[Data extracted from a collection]
· · · ·

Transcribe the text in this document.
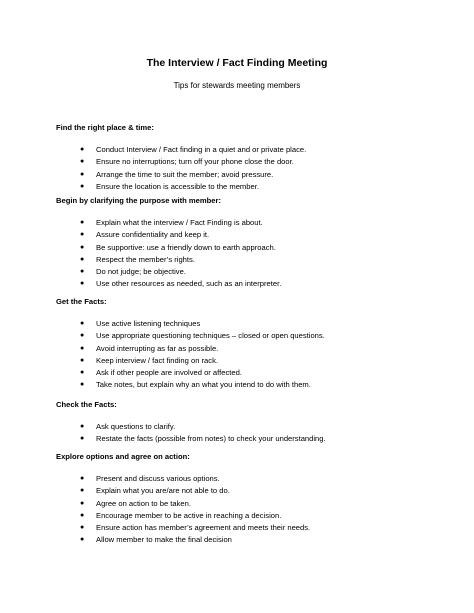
The Interview / Fact Finding Meeting

Tips for stewards meeting members

Find the right place & time:
● Conduct Interview / Fact finding in a quiet and or private place.
● Ensure no interruptions; turn off your phone close the door.
● Arrange the time to suit the member; avoid pressure.
● Ensure the location is accessible to the member.
Begin by clarifying the purpose with member:
● Explain what the interview / Fact Finding is about.
● Assure confidentiality and keep it.
● Be supportive: use a friendly down to earth approach.
● Respect the member’s rights.
● Do not judge; be objective.
● Use other resources as needed, such as an interpreter.
Get the Facts:
● Use active listening techniques
● Use appropriate questioning techniques – closed or open questions.
● Avoid interrupting as far as possible.
● Keep interview / fact finding on rack.
● Ask if other people are involved or affected.
● Take notes, but explain why an what you intend to do with them.
Check the Facts:
● Ask questions to clarify.
● Restate the facts (possible from notes) to check your understanding.
Explore options and agree on action:
● Present and discuss various options.
● Explain what you are/are not able to do.
● Agree on action to be taken.
● Encourage member to be active in reaching a decision.
● Ensure action has member’s agreement and meets their needs.
● Allow member to make the final decision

· · · ·

■ EXERCISE OBJECTIVE: Omit the pictures. Transcribe every record exactly.

■ EXPECTED ANSWER:
Transcribe the text in this document.
The Interview / Fact Finding Meeting

Tips for stewards meeting members

Find the right place & time:
● Conduct Interview / Fact finding in a quiet and or private place.
● Ensure no interruptions; turn off your phone close the door.
● Arrange the time to suit the member; avoid pressure.
● Ensure the location is accessible to the member.
Begin by clarifying the purpose with member:
● Explain what the interview / Fact Finding is about.
● Assure confidentiality and keep it.
● Be supportive: use a friendly down to earth approach.
● Respect the member’s rights.
● Do not judge; be objective.
● Use other resources as needed, such as an interpreter.
Get the Facts:
● Use active listening techniques
● Use appropriate questioning techniques – closed or open questions.
● Avoid interrupting as far as possible.
● Keep interview / fact finding on rack.
● Ask if other people are involved or affected.
● Take notes, but explain why an what you intend to do with them.
Check the Facts:
● Ask questions to clarify.
● Restate the facts (possible from notes) to check your understanding.
Explore options and agree on action:
● Present and discuss various options.
● Explain what you are/are not able to do.
● Agree on action to be taken.
● Encourage member to be active in reaching a decision.
● Ensure action has member’s agreement and meets their needs.
● Allow member to make the final decision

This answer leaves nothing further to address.